= Task directions =
Report each line of the data that includes the word "false".

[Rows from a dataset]

....................

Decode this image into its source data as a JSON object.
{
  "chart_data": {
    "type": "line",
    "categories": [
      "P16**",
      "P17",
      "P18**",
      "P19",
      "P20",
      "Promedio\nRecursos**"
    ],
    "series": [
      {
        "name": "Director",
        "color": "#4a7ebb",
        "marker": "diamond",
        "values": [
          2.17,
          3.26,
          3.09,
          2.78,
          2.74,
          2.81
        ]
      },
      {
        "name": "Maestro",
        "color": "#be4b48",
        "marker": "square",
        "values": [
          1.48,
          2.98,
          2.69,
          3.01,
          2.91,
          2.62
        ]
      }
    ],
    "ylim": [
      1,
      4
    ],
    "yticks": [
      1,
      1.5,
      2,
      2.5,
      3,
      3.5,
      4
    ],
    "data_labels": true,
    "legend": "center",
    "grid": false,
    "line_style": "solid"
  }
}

....................

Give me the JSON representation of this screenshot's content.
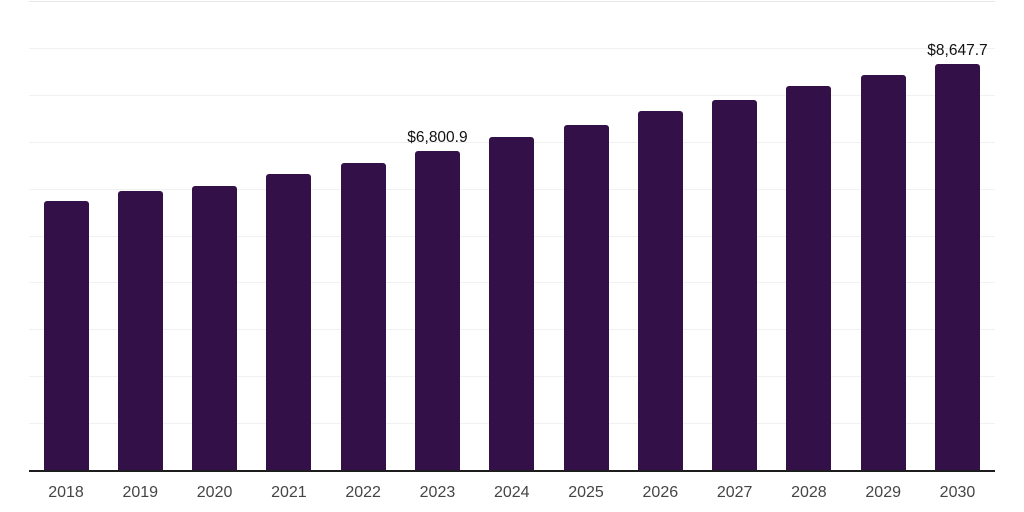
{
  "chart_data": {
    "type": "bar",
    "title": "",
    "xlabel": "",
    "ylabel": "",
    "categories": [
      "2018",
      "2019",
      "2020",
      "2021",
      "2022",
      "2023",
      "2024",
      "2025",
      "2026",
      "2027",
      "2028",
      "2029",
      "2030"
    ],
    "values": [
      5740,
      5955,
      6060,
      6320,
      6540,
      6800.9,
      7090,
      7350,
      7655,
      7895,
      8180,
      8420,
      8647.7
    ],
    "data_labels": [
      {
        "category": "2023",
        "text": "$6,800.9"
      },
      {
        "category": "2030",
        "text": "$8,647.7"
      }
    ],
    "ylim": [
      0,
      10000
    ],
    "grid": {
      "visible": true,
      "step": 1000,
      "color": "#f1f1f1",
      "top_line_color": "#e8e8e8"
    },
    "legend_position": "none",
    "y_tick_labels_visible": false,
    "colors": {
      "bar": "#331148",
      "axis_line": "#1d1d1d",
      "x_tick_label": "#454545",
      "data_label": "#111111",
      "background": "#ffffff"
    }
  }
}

....................

= Completed exercise =
    "grid": false,
    "y_tick_labels_visible": false,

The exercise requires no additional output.